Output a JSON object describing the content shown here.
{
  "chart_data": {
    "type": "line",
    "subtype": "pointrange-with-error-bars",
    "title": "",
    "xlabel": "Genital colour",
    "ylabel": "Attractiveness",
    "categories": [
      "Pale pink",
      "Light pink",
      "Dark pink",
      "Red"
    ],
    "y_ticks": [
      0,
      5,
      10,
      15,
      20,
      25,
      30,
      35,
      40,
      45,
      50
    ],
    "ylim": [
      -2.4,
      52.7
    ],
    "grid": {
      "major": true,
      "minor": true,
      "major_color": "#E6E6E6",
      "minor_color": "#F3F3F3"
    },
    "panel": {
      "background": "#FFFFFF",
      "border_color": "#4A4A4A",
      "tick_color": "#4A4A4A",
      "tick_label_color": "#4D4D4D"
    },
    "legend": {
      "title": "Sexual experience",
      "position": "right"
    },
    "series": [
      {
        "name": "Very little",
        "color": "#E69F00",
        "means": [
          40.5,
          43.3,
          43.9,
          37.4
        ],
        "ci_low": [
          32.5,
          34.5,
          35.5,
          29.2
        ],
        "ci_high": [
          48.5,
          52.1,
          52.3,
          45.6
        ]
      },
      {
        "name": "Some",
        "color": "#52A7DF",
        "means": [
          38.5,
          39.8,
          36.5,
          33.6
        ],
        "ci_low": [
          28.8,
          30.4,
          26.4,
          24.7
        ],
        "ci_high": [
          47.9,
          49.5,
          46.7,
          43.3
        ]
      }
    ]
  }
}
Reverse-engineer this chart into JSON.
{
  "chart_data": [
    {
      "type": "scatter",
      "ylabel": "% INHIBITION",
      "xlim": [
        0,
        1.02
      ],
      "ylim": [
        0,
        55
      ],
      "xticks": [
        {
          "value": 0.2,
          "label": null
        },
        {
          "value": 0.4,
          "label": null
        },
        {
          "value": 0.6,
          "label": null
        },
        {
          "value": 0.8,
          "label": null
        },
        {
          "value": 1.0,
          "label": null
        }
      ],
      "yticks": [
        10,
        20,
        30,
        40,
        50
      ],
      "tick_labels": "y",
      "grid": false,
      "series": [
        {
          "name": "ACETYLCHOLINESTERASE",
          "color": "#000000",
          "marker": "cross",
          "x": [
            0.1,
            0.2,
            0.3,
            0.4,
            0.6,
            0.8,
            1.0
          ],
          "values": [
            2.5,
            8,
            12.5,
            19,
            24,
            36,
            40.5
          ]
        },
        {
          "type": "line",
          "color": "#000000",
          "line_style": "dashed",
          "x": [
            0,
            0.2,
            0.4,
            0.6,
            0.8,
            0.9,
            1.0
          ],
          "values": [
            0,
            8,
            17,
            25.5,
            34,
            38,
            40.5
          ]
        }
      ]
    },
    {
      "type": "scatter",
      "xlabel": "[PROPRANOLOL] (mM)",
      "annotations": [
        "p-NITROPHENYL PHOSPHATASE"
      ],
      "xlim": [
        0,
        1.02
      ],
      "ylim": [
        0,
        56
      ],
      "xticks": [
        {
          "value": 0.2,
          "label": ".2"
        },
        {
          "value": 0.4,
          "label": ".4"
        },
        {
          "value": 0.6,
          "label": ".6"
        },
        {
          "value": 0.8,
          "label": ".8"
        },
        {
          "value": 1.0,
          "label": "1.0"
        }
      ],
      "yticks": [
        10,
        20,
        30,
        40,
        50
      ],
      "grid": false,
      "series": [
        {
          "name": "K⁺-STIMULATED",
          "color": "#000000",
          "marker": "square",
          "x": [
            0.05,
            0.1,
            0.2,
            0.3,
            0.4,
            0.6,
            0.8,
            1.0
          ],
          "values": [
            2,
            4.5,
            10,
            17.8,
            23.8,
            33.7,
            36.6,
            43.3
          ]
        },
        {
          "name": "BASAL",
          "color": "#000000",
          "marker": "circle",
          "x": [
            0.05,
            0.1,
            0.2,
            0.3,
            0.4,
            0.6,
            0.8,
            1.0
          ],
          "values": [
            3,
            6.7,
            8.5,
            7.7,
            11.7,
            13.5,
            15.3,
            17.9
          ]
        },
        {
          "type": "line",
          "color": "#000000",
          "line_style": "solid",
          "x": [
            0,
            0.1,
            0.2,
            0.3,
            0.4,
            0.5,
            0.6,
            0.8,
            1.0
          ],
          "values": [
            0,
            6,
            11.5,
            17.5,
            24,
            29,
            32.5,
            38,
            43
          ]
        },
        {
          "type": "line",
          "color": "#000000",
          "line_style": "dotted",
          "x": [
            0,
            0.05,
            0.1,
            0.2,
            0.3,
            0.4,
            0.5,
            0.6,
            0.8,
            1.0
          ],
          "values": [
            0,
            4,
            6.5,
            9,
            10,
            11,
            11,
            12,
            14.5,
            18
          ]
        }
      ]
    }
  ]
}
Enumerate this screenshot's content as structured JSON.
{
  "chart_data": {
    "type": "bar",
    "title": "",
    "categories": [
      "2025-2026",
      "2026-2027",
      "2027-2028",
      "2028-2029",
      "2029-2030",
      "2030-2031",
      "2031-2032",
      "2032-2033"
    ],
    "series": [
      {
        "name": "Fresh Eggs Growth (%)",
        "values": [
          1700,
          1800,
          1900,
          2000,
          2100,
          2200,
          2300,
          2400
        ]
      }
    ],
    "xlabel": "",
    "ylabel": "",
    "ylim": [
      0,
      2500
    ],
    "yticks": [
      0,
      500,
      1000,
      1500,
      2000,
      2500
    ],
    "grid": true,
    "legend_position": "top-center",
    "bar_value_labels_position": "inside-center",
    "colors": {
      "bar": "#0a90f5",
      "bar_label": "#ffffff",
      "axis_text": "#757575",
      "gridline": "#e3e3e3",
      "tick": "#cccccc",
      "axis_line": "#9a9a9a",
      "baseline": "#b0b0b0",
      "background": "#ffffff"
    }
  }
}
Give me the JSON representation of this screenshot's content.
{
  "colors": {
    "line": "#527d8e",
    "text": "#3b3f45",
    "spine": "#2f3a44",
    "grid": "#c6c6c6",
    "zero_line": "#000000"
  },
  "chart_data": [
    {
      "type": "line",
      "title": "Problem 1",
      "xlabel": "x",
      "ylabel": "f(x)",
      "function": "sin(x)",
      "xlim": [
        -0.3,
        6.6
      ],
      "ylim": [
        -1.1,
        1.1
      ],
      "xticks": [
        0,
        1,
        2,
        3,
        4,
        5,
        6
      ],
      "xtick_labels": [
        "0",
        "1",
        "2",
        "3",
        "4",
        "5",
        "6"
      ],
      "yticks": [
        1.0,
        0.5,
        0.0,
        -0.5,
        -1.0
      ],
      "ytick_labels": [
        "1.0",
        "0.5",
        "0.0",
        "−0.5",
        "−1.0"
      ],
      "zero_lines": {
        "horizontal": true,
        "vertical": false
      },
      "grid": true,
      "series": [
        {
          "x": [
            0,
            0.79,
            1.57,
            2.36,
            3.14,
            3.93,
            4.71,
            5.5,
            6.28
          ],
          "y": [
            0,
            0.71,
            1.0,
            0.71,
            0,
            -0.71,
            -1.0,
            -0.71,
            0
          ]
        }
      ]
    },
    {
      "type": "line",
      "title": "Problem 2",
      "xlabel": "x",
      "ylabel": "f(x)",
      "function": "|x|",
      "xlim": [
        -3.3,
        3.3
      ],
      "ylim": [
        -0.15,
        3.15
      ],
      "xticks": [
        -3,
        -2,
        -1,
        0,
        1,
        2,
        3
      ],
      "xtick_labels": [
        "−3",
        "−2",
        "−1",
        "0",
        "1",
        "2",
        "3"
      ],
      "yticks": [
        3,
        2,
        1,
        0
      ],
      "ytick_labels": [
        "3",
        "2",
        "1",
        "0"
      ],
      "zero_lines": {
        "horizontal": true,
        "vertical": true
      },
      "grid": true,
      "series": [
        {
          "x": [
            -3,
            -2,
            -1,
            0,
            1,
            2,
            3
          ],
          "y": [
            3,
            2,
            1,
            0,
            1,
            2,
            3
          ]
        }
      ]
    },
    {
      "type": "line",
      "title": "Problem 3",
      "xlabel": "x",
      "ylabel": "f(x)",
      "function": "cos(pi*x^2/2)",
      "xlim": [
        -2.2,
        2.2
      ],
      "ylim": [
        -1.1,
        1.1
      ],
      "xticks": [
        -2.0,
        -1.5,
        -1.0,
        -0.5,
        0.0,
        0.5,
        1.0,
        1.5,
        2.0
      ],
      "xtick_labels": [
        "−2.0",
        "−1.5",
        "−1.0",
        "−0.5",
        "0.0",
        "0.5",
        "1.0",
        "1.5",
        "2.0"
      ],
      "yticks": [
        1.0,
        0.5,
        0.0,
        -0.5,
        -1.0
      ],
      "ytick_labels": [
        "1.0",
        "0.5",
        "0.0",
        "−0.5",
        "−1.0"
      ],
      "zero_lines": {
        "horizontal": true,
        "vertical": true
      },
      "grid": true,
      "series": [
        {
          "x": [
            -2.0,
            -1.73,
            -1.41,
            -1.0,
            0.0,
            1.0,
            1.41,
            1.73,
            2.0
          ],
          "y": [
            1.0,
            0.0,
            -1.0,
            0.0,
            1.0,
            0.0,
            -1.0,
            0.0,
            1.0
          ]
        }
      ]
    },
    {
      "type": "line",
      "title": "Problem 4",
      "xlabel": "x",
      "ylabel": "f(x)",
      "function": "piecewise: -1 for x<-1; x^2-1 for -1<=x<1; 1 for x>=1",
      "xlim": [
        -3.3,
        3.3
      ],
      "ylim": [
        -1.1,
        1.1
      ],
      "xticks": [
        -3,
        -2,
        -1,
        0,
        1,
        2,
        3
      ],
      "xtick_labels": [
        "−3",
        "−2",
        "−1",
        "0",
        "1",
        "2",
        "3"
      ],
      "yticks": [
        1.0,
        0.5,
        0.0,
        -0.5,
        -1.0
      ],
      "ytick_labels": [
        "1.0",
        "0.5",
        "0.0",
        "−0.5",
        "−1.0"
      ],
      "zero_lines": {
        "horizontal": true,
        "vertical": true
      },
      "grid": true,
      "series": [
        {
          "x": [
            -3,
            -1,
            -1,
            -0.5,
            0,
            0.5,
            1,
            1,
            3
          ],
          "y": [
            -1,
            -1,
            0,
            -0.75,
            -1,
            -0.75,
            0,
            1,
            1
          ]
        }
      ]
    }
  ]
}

........

Set task>
All lines in the data that contain the word "Problem" should be copied.

Task answer>
      "title": "Problem 1",
      "title": "Problem 2",
      "title": "Problem 3",
      "title": "Problem 4",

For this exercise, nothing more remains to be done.